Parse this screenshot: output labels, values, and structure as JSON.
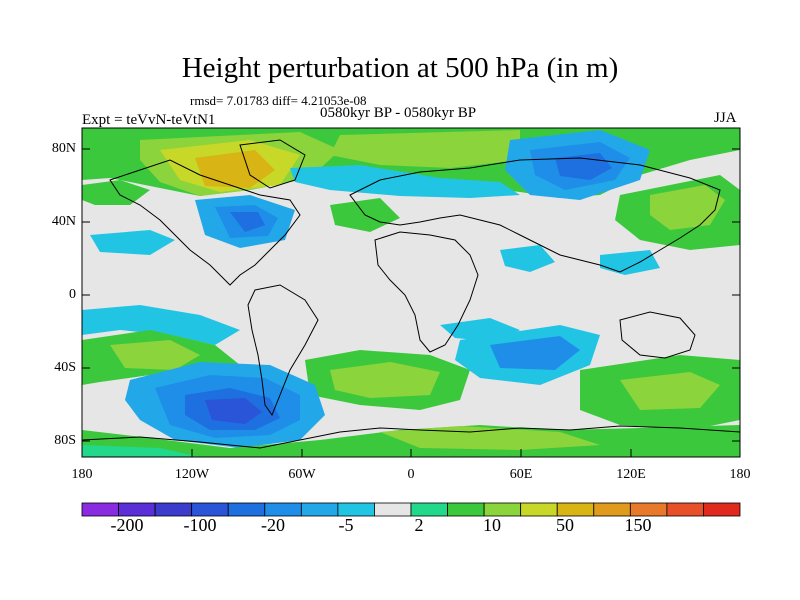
{
  "header": {
    "title": "Height perturbation at 500 hPa (in m)",
    "stats": "rmsd= 7.01783 diff= 4.21053e-08",
    "experiment": "Expt = teVvN-teVtN1",
    "period": "0580kyr BP - 0580kyr BP",
    "season": "JJA"
  },
  "axes": {
    "lat_ticks": [
      "80N",
      "40N",
      "0",
      "40S",
      "80S"
    ],
    "lon_ticks": [
      "180",
      "120W",
      "60W",
      "0",
      "60E",
      "120E",
      "180"
    ]
  },
  "colorbar": {
    "colors": [
      "#8a2be2",
      "#5a2fd8",
      "#3c3ccc",
      "#2a55d8",
      "#1e6fe0",
      "#1e8ee8",
      "#22a8e8",
      "#22c4e4",
      "#e6e6e6",
      "#22d88a",
      "#3cc83c",
      "#8cd43c",
      "#c8d828",
      "#d8b414",
      "#e09a1e",
      "#e8782a",
      "#e8502a",
      "#e02a1e"
    ],
    "labels": [
      "-200",
      "-100",
      "-20",
      "-5",
      "2",
      "10",
      "50",
      "150"
    ]
  },
  "palette": {
    "neutral": "#e6e6e6",
    "coastline": "#000000"
  }
}
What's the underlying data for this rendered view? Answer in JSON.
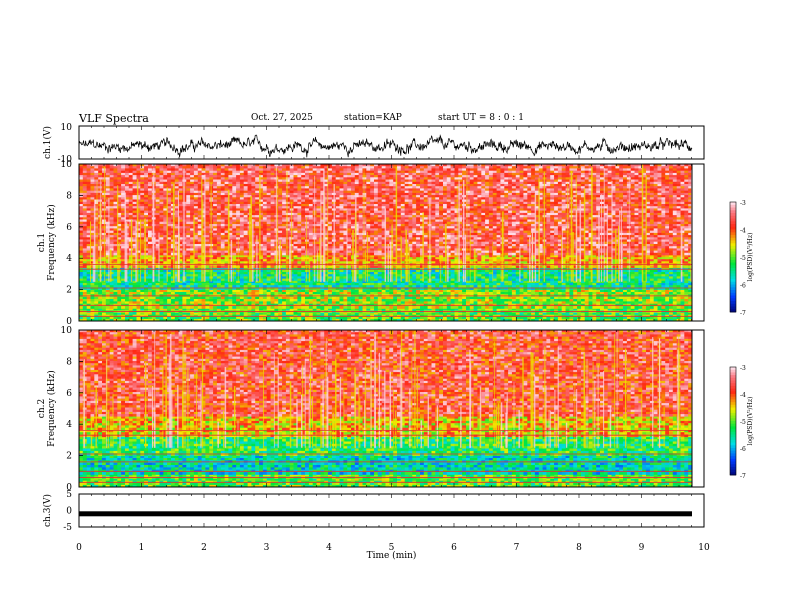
{
  "header": {
    "title": "VLF Spectra",
    "date": "Oct. 27, 2025",
    "station": "station=KAP",
    "start": "start UT = 8 : 0 : 1"
  },
  "chart_data": [
    {
      "type": "line",
      "name": "ch1-waveform",
      "ylabel": "ch.1(V)",
      "ylim": [
        -10,
        10
      ],
      "yticks": [
        "10",
        "-10"
      ],
      "xlim": [
        0,
        10
      ],
      "description_series": "noisy signal mostly between 0 and -5 V"
    },
    {
      "type": "heatmap",
      "name": "ch1-spectrogram",
      "ylabel_channel": "ch.1",
      "ylabel": "Frequency (kHz)",
      "ylim": [
        0,
        10
      ],
      "yticks": [
        "0",
        "2",
        "4",
        "6",
        "8",
        "10"
      ],
      "xlim": [
        0,
        10
      ],
      "bands": [
        {
          "from": 0,
          "to": 0.8,
          "level": -5.0
        },
        {
          "from": 0.8,
          "to": 2.0,
          "level": -4.8
        },
        {
          "from": 2.0,
          "to": 3.4,
          "level": -5.4
        },
        {
          "from": 3.4,
          "to": 4.2,
          "level": -4.2
        },
        {
          "from": 4.2,
          "to": 10,
          "level": -3.6
        }
      ],
      "colorbar": {
        "label": "log(PSD)(V²/Hz)",
        "range": [
          -7,
          -3
        ],
        "ticks": [
          "-3",
          "-4",
          "-5",
          "-6",
          "-7"
        ]
      }
    },
    {
      "type": "heatmap",
      "name": "ch2-spectrogram",
      "ylabel_channel": "ch.2",
      "ylabel": "Frequency (kHz)",
      "ylim": [
        0,
        10
      ],
      "yticks": [
        "0",
        "2",
        "4",
        "6",
        "8",
        "10"
      ],
      "xlim": [
        0,
        10
      ],
      "bands": [
        {
          "from": 0,
          "to": 0.8,
          "level": -5.0
        },
        {
          "from": 0.8,
          "to": 2.0,
          "level": -5.6
        },
        {
          "from": 2.0,
          "to": 3.2,
          "level": -5.2
        },
        {
          "from": 3.2,
          "to": 4.5,
          "level": -4.4
        },
        {
          "from": 4.5,
          "to": 10,
          "level": -3.7
        }
      ],
      "colorbar": {
        "label": "log(PSD)(V²/Hz)",
        "range": [
          -7,
          -3
        ],
        "ticks": [
          "-3",
          "-4",
          "-5",
          "-6",
          "-7"
        ]
      }
    },
    {
      "type": "line",
      "name": "ch3-waveform",
      "ylabel": "ch.3(V)",
      "ylim": [
        -5,
        5
      ],
      "yticks": [
        "5",
        "0",
        "-5"
      ],
      "value": -1,
      "xlim": [
        0,
        10
      ],
      "xlabel": "Time (min)",
      "xticks": [
        "0",
        "1",
        "2",
        "3",
        "4",
        "5",
        "6",
        "7",
        "8",
        "9",
        "10"
      ]
    }
  ]
}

· · · ·

EXERCISE DETAILS: Exclude the images, then output the data above word for word.

SOLUTION:
Parse this screenshot: output labels, values, and structure as JSON.
{
  "header": {
    "title": "Height perturbation at 500 hPa (in m)",
    "stats": "rmsd= 7.01783 diff= 4.21053e-08",
    "experiment": "Expt = teVvN-teVtN1",
    "period": "0580kyr BP - 0580kyr BP",
    "season": "JJA"
  },
  "axes": {
    "lat_ticks": [
      "80N",
      "40N",
      "0",
      "40S",
      "80S"
    ],
    "lon_ticks": [
      "180",
      "120W",
      "60W",
      "0",
      "60E",
      "120E",
      "180"
    ]
  },
  "colorbar": {
    "colors": [
      "#8a2be2",
      "#5a2fd8",
      "#3c3ccc",
      "#2a55d8",
      "#1e6fe0",
      "#1e8ee8",
      "#22a8e8",
      "#22c4e4",
      "#e6e6e6",
      "#22d88a",
      "#3cc83c",
      "#8cd43c",
      "#c8d828",
      "#d8b414",
      "#e09a1e",
      "#e8782a",
      "#e8502a",
      "#e02a1e"
    ],
    "labels": [
      "-200",
      "-100",
      "-20",
      "-5",
      "2",
      "10",
      "50",
      "150"
    ]
  },
  "palette": {
    "neutral": "#e6e6e6",
    "coastline": "#000000"
  }
}
What's the underlying data for this rendered view? Answer in JSON.
{
  "header": {
    "title": "VLF Spectra",
    "date": "Oct. 27, 2025",
    "station": "station=KAP",
    "start": "start UT = 8 : 0 : 1"
  },
  "chart_data": [
    {
      "type": "line",
      "name": "ch1-waveform",
      "ylabel": "ch.1(V)",
      "ylim": [
        -10,
        10
      ],
      "yticks": [
        "10",
        "-10"
      ],
      "xlim": [
        0,
        10
      ],
      "description_series": "noisy signal mostly between 0 and -5 V"
    },
    {
      "type": "heatmap",
      "name": "ch1-spectrogram",
      "ylabel_channel": "ch.1",
      "ylabel": "Frequency (kHz)",
      "ylim": [
        0,
        10
      ],
      "yticks": [
        "0",
        "2",
        "4",
        "6",
        "8",
        "10"
      ],
      "xlim": [
        0,
        10
      ],
      "bands": [
        {
          "from": 0,
          "to": 0.8,
          "level": -5.0
        },
        {
          "from": 0.8,
          "to": 2.0,
          "level": -4.8
        },
        {
          "from": 2.0,
          "to": 3.4,
          "level": -5.4
        },
        {
          "from": 3.4,
          "to": 4.2,
          "level": -4.2
        },
        {
          "from": 4.2,
          "to": 10,
          "level": -3.6
        }
      ],
      "colorbar": {
        "label": "log(PSD)(V²/Hz)",
        "range": [
          -7,
          -3
        ],
        "ticks": [
          "-3",
          "-4",
          "-5",
          "-6",
          "-7"
        ]
      }
    },
    {
      "type": "heatmap",
      "name": "ch2-spectrogram",
      "ylabel_channel": "ch.2",
      "ylabel": "Frequency (kHz)",
      "ylim": [
        0,
        10
      ],
      "yticks": [
        "0",
        "2",
        "4",
        "6",
        "8",
        "10"
      ],
      "xlim": [
        0,
        10
      ],
      "bands": [
        {
          "from": 0,
          "to": 0.8,
          "level": -5.0
        },
        {
          "from": 0.8,
          "to": 2.0,
          "level": -5.6
        },
        {
          "from": 2.0,
          "to": 3.2,
          "level": -5.2
        },
        {
          "from": 3.2,
          "to": 4.5,
          "level": -4.4
        },
        {
          "from": 4.5,
          "to": 10,
          "level": -3.7
        }
      ],
      "colorbar": {
        "label": "log(PSD)(V²/Hz)",
        "range": [
          -7,
          -3
        ],
        "ticks": [
          "-3",
          "-4",
          "-5",
          "-6",
          "-7"
        ]
      }
    },
    {
      "type": "line",
      "name": "ch3-waveform",
      "ylabel": "ch.3(V)",
      "ylim": [
        -5,
        5
      ],
      "yticks": [
        "5",
        "0",
        "-5"
      ],
      "value": -1,
      "xlim": [
        0,
        10
      ],
      "xlabel": "Time (min)",
      "xticks": [
        "0",
        "1",
        "2",
        "3",
        "4",
        "5",
        "6",
        "7",
        "8",
        "9",
        "10"
      ]
    }
  ]
}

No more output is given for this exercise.